## 問題文
後に示す、天国にいる夫へ宛てた手紙の文章を、最後の一文に続けて書き進めよ。

ダーちゃん、そちらでも元気にしていますか?
天国は貴方が言っていたように快適ですか?
私は少し風邪を引いて長引かせています。でも元気だから心配しないでね。
付き合ってた時も結婚してからも、よく考えたら一度も貴方に手紙を書かなかったね。
今日、初めて貴方へラブレターを贈ります。

ねぇ、覚えてる?初めてのデート。
貴方はお気に入りのブルーのベレットで私を迎えに来てくれたね。
「何?この古い車?!」
って私が高ピシャに言うと
「これが好きなんだよ」
って、ドライブに出掛けたよね。
楽しかったね、本当にあの頃。
私のお誕生日パーティーで皆がそれぞれ沢山の薔薇の花束をくれたのに貴方だけは、いつまで経っても何もくれなかったよね。後からそっと外へ私を呼び出してベレットのトランクから「かすみ草」の大きな花束を恥ずかしそうにくれたっけ。
「華やかじゃないけど俺が好きな花だから」
って。
あのお花、ずっとドライフラワーにして飾ってたのに結婚する時のお引越しで、貴方が捨てちゃったんだよ。覚えてる?
「これからはもっともっと買ってやるから」
って。

嘘つき

お花なんて一度も買ってくれなかったじゃない。

## 提供資料
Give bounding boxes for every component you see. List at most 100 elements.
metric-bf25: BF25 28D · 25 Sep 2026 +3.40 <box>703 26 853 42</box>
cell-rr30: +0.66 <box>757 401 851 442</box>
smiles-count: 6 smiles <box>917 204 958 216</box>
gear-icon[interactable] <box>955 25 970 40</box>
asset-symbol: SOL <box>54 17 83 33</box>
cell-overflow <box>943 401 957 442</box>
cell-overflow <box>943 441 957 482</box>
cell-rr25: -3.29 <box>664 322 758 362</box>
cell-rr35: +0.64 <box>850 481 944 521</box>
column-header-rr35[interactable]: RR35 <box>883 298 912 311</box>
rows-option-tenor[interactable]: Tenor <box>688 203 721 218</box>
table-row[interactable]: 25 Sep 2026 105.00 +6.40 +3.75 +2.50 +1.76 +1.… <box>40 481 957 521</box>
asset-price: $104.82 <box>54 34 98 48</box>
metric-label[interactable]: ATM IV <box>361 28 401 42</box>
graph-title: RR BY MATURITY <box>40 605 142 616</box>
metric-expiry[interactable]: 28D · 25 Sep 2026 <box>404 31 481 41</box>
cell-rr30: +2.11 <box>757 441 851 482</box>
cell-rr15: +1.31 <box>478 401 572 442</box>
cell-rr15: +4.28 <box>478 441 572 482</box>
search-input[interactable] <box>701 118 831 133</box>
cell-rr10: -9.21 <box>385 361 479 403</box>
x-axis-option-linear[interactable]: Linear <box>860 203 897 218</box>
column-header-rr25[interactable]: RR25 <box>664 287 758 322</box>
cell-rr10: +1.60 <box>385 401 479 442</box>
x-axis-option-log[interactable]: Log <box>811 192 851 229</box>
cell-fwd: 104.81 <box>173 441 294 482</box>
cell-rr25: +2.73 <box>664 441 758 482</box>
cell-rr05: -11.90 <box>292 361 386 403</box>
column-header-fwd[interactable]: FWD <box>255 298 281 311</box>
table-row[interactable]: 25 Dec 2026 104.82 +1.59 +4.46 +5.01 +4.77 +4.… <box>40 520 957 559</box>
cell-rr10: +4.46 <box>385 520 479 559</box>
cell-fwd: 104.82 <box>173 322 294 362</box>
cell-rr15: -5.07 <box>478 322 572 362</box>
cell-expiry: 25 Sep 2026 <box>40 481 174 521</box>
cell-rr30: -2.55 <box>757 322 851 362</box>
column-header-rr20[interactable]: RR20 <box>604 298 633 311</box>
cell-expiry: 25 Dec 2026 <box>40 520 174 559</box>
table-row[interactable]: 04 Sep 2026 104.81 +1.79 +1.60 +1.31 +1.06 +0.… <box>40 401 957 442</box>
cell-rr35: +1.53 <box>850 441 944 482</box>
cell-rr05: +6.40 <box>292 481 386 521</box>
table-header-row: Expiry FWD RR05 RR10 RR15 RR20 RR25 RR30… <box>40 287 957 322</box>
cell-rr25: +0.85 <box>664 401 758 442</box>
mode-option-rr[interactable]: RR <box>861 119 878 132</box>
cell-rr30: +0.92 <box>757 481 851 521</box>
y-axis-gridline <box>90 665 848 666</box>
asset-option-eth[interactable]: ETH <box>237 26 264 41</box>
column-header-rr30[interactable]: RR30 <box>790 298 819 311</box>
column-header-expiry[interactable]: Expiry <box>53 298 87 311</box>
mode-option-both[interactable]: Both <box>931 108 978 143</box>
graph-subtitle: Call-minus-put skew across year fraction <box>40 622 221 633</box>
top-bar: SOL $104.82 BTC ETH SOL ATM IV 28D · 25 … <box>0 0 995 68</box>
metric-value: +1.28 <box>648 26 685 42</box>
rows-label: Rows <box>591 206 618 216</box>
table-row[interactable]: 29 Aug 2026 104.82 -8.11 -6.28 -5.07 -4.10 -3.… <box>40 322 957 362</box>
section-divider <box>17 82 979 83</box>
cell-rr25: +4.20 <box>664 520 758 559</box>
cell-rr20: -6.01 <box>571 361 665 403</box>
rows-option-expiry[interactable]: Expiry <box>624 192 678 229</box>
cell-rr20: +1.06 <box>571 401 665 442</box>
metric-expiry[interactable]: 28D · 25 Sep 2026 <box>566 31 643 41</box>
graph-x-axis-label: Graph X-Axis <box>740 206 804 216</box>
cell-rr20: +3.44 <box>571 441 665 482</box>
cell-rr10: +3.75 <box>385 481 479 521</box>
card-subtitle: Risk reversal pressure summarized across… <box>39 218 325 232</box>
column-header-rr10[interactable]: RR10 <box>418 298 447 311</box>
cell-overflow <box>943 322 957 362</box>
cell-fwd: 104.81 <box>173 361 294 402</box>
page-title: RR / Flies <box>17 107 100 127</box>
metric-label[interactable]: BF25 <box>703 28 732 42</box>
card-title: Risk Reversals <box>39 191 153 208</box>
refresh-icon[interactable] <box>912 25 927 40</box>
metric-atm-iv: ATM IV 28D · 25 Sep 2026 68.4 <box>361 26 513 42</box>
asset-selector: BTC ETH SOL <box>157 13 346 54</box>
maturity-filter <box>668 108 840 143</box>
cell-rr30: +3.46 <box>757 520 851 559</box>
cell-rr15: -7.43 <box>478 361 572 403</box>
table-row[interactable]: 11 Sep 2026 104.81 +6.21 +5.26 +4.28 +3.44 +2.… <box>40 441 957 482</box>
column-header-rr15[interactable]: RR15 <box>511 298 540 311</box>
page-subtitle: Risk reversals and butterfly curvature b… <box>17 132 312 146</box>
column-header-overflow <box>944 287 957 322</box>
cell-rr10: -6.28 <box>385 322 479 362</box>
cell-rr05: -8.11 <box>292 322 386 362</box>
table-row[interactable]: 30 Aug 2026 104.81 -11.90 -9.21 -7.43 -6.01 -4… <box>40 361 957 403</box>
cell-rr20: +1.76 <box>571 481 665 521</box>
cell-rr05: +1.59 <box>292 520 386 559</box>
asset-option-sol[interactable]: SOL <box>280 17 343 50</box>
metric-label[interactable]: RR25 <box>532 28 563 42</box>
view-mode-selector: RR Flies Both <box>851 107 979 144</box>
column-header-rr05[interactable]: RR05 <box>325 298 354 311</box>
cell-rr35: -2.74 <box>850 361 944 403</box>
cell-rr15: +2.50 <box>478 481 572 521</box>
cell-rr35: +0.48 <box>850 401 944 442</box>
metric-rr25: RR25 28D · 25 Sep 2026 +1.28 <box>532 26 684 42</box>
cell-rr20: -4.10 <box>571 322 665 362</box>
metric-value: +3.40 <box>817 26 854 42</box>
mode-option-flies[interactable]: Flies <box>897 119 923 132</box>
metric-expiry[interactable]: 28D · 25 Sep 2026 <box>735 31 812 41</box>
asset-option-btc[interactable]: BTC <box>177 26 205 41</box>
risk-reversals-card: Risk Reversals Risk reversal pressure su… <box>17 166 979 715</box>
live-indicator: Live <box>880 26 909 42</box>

## 解答
「十本の指、全部にダイヤの指輪をはめてやるからな」

嘘つき

貴方が買ってくれたのは、2本だけだったよ。私の指は後8本残ってるよ。

私の婚礼家具がマンションに届いた日、ダーちゃんはダブルのお布団に真っ先に飛び込んで私を呼んだっけ。
「いいから、入ってみろよ!」
貴方の隣りに滑りこんだ私に
「ねぇ、sanngo、ふかふかで雲の中に居るみたいだろ」
って言ったよね。
あの時の少年のように嬉しそうな笑顔が、まだ私の瞼の奥に焼きついてるよ。
私達、いつもお金はなかったけど二人で工夫して乗り越えて楽しかったね〜。
貴方は皆の人気者で出掛けてばっかりだったけど、日曜日のお昼にはパスタとコーンポタージュを作って、必ず一緒に食べたよね。
色んなパスタを作りたいのに、貴方のリクエストはいっつも決まって「ミートソース!」
本当は子供みたいで、お洒落じゃなくて嫌だったんだよ。
食べた後は映画を観ながら、お酒を飲んだね。
幸せだったよね?
少なくとも私は幸せだったよ、ダーちゃん。

人が良いばっかりでお金儲けが下手で、だからいつもお財布の中はピーピーしてたけど、ダーちゃんが居るだけで幸せだった。
笑わせ上手で、おかしな話ばっかりしてて本当に太陽のようだったよ。酔うと大切なギターを引っ張り出して来てフォークソングを歌ってくれたね。
私はそんな貴方が誇りだった。

なのに、あの日
突然、私の目の前で貴方は倒れちゃった。
痛かったでしょう?
苦しかったでしょう?
でも最後の最後、意識が無くなるまで一言も「痛い」って言わなかったよね。

「男は痛いだ、痒いだ、暑いだ、寒いだって言わないの」
貴方の口癖。

意地っ張り

ダーちゃんは倒れた年、正月休みを抜かしてGWもお盆も全部仕事だったね。
ブラックもいいところだよ。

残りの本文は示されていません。